▶ **Objective**
Copy nothing but the text: repeat each entry exactly and drop the images.

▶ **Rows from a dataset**
----------------------------------------

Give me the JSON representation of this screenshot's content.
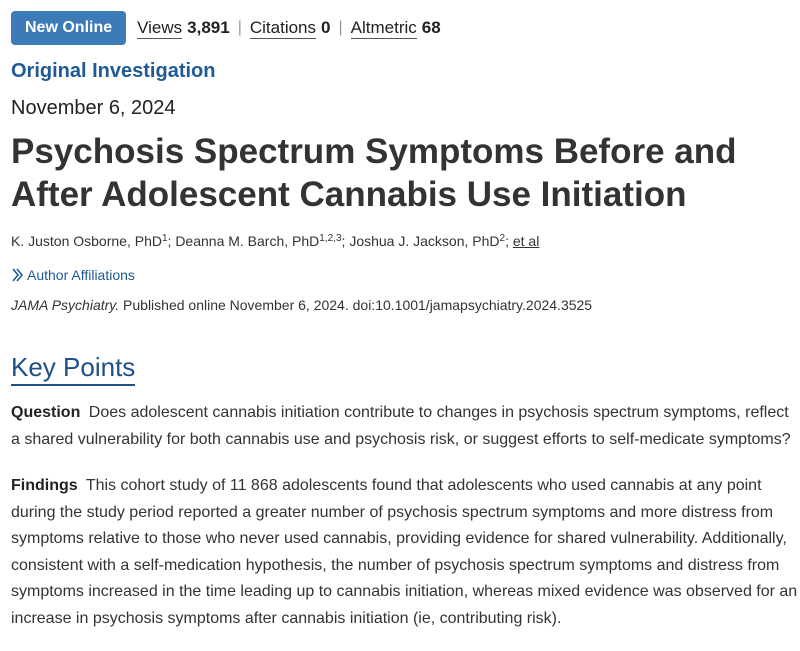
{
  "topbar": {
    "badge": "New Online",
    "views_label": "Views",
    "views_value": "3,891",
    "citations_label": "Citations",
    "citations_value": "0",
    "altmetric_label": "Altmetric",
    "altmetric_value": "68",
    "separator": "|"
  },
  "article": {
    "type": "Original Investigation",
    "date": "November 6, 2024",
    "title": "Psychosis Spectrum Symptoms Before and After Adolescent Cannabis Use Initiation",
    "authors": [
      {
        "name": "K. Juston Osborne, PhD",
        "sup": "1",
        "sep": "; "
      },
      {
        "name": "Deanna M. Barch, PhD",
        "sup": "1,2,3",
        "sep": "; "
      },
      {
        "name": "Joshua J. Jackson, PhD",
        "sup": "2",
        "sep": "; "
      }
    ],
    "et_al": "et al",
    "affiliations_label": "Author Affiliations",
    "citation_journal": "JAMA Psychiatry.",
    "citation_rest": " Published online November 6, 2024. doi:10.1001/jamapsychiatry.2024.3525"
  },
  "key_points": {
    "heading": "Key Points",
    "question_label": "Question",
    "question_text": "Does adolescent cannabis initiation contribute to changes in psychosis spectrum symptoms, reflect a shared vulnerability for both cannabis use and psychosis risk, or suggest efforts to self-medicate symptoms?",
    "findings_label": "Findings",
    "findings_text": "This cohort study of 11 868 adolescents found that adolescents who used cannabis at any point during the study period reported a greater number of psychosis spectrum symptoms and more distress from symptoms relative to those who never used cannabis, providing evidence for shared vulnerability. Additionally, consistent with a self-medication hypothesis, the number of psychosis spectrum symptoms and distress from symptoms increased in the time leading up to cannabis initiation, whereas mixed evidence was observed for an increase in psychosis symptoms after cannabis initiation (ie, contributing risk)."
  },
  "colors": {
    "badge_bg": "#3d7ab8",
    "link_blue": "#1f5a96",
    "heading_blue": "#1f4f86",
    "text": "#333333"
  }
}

----------------------------------------

▶ **Exercise solution**
Give me the JSON representation of this screenshot's content.
{
  "topbar": {
    "badge": "New Online",
    "views_label": "Views",
    "views_value": "3,891",
    "citations_label": "Citations",
    "citations_value": "0",
    "altmetric_label": "Altmetric",
    "altmetric_value": "68",
    "separator": "|"
  },
  "article": {
    "type": "Original Investigation",
    "date": "November 6, 2024",
    "title": "Psychosis Spectrum Symptoms Before and After Adolescent Cannabis Use Initiation",
    "authors": [
      {
        "name": "K. Juston Osborne, PhD",
        "sup": "1",
        "sep": "; "
      },
      {
        "name": "Deanna M. Barch, PhD",
        "sup": "1,2,3",
        "sep": "; "
      },
      {
        "name": "Joshua J. Jackson, PhD",
        "sup": "2",
        "sep": "; "
      }
    ],
    "et_al": "et al",
    "affiliations_label": "Author Affiliations",
    "citation_journal": "JAMA Psychiatry.",
    "citation_rest": " Published online November 6, 2024. doi:10.1001/jamapsychiatry.2024.3525"
  },
  "key_points": {
    "heading": "Key Points",
    "question_label": "Question",
    "question_text": "Does adolescent cannabis initiation contribute to changes in psychosis spectrum symptoms, reflect a shared vulnerability for both cannabis use and psychosis risk, or suggest efforts to self-medicate symptoms?",
    "findings_label": "Findings",
    "findings_text": "This cohort study of 11 868 adolescents found that adolescents who used cannabis at any point during the study period reported a greater number of psychosis spectrum symptoms and more distress from symptoms relative to those who never used cannabis, providing evidence for shared vulnerability. Additionally, consistent with a self-medication hypothesis, the number of psychosis spectrum symptoms and distress from symptoms increased in the time leading up to cannabis initiation, whereas mixed evidence was observed for an increase in psychosis symptoms after cannabis initiation (ie, contributing risk)."
  },
  "colors": {
    "badge_bg": "#3d7ab8",
    "link_blue": "#1f5a96",
    "heading_blue": "#1f4f86",
    "text": "#333333"
  }
}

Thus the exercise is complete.